[Extracted data entries]
%%
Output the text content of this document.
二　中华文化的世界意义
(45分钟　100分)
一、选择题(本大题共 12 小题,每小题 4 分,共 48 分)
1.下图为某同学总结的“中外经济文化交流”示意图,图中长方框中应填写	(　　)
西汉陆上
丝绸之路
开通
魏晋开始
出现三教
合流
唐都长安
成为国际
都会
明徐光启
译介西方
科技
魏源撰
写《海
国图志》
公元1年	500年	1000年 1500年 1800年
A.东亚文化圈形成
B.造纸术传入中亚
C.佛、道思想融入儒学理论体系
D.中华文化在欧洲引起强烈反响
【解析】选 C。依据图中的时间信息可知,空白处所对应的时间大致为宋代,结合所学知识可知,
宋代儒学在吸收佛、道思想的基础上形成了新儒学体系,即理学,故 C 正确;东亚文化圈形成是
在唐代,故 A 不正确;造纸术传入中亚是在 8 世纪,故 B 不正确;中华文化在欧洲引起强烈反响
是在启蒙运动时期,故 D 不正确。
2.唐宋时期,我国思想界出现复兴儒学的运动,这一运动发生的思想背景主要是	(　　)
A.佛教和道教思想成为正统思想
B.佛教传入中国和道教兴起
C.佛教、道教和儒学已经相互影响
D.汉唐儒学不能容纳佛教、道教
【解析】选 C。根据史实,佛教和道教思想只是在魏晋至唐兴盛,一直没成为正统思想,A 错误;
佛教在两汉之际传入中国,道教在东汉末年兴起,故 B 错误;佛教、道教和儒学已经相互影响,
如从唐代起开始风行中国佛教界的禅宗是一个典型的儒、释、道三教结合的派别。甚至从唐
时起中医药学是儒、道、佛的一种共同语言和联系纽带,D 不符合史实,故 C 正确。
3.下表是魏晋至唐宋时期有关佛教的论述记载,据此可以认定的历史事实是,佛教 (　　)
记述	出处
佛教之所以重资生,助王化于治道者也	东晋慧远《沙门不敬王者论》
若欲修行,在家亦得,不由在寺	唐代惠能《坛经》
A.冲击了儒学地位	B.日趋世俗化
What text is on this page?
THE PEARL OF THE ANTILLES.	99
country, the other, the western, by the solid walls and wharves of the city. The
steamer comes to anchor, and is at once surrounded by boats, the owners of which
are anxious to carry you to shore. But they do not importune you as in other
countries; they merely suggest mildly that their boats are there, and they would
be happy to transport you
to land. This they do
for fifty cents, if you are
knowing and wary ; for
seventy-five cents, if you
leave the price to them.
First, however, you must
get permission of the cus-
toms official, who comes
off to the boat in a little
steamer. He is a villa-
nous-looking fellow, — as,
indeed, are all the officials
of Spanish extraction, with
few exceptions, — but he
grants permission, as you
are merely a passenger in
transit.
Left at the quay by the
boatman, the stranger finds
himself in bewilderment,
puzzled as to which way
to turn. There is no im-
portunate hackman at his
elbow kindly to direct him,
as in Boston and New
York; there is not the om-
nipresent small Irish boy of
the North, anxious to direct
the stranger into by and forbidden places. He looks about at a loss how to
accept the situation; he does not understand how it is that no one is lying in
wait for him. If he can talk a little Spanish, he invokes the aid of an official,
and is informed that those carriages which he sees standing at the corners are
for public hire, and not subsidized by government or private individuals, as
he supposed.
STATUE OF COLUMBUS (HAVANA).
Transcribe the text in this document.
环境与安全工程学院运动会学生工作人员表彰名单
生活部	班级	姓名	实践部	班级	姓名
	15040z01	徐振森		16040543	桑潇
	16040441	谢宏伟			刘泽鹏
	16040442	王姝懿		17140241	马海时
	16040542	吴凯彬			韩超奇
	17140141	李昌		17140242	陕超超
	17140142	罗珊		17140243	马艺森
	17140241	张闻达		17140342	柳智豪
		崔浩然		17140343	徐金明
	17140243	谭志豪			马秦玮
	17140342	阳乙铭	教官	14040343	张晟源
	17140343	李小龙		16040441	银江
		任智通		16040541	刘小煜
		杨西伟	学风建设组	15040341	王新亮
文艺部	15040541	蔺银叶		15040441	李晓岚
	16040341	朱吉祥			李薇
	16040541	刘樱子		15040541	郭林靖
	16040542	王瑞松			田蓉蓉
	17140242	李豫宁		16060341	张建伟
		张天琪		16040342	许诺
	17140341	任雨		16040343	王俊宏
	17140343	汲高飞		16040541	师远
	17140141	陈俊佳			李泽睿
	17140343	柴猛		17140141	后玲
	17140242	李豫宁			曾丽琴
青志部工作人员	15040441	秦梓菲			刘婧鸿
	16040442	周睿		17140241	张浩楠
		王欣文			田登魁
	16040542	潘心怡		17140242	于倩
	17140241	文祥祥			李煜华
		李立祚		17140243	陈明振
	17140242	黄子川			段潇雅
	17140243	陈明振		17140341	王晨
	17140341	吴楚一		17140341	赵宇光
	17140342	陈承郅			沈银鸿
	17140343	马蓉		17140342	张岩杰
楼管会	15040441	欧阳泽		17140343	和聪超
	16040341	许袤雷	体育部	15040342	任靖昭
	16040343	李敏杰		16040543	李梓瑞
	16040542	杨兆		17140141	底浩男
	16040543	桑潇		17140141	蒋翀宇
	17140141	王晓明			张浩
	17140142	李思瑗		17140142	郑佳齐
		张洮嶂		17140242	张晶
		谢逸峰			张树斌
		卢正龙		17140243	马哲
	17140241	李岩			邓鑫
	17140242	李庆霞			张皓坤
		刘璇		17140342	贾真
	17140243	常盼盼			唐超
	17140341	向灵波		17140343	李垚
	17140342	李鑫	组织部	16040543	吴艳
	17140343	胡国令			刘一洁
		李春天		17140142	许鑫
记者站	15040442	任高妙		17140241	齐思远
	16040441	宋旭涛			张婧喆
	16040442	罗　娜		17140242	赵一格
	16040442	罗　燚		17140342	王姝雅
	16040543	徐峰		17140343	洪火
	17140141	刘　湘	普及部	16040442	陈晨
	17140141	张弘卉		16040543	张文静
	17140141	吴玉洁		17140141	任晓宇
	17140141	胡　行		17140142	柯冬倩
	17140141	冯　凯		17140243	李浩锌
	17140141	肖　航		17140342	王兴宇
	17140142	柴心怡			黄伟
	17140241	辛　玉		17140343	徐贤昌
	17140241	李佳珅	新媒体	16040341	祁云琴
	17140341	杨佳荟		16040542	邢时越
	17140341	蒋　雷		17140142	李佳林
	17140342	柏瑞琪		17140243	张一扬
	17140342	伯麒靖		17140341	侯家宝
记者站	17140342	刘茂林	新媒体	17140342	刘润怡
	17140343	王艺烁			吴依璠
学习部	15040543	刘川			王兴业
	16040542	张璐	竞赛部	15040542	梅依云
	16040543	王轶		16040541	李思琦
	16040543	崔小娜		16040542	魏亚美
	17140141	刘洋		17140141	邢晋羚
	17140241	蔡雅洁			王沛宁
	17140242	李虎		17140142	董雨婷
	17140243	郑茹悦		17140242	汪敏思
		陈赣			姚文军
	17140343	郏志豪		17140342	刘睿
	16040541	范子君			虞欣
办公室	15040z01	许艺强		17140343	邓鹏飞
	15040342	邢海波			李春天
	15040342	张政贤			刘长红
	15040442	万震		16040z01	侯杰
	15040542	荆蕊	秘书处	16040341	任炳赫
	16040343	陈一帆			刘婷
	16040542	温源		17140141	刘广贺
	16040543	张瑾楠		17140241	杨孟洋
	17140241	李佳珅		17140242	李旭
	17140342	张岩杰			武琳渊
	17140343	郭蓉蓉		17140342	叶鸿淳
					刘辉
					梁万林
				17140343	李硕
%%
--- Work to complete ---
Copy out each line of the records where the string "boats" appears.

--- Exercise output ---
steamer comes to anchor, and is at once surrounded by boats, the owners of which
countries; they merely suggest mildly that their boats are there, and they would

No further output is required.